** START ENTRIES **

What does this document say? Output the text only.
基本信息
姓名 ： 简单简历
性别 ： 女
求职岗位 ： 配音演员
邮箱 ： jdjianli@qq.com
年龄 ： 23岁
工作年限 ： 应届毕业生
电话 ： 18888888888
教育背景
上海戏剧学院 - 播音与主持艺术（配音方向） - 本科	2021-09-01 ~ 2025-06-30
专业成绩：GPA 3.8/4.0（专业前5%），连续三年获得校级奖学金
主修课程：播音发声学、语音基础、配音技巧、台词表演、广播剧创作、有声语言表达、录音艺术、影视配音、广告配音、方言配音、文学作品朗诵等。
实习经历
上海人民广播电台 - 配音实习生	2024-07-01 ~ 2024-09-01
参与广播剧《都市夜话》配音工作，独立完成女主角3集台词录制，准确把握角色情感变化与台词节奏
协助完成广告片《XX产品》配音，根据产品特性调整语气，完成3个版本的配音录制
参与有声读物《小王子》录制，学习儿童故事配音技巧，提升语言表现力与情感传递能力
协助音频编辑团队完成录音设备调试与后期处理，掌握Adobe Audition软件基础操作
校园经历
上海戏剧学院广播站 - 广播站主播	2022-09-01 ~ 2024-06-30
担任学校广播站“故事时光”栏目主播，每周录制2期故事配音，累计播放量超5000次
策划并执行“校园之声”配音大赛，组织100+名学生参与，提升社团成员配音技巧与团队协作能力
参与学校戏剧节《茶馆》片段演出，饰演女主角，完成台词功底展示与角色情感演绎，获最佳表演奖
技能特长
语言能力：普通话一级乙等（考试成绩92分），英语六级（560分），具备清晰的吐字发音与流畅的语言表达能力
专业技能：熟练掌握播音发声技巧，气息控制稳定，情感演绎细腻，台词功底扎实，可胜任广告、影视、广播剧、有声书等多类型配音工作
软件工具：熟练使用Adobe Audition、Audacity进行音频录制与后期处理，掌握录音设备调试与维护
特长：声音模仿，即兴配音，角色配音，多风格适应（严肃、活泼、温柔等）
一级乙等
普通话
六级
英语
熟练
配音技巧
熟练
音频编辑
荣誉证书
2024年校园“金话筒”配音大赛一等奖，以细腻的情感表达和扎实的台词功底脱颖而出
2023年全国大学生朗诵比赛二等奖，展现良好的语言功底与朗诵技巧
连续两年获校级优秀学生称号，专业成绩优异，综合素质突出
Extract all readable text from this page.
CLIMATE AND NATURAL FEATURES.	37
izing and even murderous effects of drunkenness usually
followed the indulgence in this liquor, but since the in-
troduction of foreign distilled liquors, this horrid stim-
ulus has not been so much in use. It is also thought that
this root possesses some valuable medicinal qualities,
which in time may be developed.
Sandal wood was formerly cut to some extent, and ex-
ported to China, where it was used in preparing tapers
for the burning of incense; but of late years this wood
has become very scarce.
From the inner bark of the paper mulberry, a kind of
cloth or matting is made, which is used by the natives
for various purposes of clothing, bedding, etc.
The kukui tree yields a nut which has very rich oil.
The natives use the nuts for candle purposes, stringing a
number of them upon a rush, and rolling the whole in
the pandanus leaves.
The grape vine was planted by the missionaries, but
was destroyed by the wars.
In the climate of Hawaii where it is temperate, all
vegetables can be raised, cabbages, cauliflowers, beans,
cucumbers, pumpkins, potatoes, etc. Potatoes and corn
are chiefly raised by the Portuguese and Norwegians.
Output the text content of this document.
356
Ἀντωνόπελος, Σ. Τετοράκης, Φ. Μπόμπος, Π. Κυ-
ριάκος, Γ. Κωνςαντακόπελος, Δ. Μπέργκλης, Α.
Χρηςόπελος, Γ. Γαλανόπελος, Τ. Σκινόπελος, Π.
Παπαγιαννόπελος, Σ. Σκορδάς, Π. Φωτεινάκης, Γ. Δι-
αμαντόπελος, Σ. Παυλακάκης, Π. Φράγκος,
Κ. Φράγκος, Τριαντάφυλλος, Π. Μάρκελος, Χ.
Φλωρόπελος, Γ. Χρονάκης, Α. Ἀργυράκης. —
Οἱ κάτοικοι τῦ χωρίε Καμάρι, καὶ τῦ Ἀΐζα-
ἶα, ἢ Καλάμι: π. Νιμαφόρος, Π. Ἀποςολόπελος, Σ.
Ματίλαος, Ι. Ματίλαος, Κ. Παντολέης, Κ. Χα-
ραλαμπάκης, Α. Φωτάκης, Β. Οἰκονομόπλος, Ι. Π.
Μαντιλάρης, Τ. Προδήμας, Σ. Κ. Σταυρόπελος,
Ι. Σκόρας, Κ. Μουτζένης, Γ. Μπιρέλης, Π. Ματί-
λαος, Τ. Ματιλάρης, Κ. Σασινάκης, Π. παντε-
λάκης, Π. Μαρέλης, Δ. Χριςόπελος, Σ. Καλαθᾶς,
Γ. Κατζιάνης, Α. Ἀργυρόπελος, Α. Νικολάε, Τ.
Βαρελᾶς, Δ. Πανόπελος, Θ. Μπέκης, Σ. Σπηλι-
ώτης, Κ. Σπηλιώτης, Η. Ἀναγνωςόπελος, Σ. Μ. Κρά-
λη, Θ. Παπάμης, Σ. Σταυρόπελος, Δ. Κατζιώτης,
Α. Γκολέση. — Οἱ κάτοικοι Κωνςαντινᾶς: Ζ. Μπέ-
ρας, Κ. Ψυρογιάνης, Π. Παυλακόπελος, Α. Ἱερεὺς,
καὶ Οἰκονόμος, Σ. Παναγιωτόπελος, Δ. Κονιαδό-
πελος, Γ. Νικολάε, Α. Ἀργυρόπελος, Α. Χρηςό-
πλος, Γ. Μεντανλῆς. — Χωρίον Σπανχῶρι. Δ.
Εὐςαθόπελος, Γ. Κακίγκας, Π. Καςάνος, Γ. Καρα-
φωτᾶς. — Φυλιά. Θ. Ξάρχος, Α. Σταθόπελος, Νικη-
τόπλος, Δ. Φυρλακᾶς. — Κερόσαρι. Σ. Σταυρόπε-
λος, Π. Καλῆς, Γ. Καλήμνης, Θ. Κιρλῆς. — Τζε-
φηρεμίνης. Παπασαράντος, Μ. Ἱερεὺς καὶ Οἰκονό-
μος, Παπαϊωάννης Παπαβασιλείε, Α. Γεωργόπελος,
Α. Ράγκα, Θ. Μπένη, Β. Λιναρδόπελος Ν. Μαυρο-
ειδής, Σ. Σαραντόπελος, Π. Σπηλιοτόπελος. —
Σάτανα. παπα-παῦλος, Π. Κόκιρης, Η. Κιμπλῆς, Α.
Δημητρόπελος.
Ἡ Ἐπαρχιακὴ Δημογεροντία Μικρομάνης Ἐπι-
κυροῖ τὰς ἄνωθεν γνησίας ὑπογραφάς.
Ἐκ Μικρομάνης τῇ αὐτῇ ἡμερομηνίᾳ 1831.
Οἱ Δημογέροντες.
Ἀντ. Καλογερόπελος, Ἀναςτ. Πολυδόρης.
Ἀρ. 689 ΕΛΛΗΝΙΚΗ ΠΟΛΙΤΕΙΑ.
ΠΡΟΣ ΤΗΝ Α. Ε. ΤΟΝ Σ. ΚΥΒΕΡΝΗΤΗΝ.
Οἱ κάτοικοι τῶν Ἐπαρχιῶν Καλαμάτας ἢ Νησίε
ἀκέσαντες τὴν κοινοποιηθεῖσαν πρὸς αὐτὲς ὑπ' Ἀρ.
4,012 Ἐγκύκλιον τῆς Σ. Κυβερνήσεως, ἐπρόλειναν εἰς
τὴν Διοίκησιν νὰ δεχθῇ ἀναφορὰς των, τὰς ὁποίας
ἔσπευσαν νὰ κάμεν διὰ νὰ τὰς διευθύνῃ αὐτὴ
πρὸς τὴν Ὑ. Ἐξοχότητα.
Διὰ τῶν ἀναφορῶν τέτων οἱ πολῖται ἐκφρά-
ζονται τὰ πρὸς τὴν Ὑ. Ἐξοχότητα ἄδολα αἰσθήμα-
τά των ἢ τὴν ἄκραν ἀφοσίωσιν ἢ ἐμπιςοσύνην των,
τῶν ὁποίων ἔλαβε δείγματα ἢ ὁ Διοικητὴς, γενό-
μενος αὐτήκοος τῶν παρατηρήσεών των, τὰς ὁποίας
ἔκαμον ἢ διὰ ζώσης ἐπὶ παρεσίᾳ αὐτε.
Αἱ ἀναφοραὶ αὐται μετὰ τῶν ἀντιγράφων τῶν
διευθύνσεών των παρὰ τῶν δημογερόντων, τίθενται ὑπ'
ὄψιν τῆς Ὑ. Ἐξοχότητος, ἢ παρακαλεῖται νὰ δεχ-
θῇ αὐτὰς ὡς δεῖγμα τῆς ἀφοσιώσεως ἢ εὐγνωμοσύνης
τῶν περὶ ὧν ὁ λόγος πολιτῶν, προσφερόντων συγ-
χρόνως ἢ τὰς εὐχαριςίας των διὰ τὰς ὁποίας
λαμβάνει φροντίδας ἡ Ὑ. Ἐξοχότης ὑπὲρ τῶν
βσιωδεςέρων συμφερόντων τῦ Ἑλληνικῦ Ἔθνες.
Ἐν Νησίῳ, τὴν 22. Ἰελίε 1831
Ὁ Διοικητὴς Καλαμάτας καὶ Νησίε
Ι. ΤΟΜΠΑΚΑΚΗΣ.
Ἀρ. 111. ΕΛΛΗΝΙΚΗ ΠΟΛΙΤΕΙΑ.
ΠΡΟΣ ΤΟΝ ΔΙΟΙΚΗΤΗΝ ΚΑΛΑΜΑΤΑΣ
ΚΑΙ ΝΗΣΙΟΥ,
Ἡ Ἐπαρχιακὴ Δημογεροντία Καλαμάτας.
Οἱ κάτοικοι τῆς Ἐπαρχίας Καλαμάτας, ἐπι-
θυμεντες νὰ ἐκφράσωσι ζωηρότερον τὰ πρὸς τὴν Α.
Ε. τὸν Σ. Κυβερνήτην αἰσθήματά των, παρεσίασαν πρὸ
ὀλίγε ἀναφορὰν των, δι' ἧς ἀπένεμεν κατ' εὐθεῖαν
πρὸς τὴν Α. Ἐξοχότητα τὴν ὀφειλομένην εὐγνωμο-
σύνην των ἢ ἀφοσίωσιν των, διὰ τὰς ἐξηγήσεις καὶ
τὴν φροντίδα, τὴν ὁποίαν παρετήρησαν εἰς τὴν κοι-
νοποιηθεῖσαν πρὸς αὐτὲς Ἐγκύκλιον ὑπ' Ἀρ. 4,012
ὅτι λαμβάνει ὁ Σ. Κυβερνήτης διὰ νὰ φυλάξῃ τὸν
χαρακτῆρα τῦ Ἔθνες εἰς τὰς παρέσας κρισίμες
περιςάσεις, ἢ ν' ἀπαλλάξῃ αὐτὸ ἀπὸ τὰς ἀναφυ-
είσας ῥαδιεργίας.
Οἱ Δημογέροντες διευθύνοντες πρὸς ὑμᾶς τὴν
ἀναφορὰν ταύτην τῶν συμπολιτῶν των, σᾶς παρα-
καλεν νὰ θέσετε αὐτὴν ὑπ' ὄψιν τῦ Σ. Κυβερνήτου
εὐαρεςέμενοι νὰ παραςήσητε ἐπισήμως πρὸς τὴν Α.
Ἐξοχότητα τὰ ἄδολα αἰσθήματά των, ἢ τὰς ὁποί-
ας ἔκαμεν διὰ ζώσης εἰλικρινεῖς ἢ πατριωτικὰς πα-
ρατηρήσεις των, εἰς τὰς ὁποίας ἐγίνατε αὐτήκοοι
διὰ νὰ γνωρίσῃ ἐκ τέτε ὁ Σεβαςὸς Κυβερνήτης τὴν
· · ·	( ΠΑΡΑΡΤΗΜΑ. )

** END ENTRIES **

» WHAT YOU NEED TO DO: Select the lines in this material that hold the word "Δημογέροντες", leaving none out.

» ANSWER TO THE EXERCISE:
Οἱ Δημογέροντες.
Οἱ Δημογέροντες διευθύνοντες πρὸς ὑμᾶς τὴν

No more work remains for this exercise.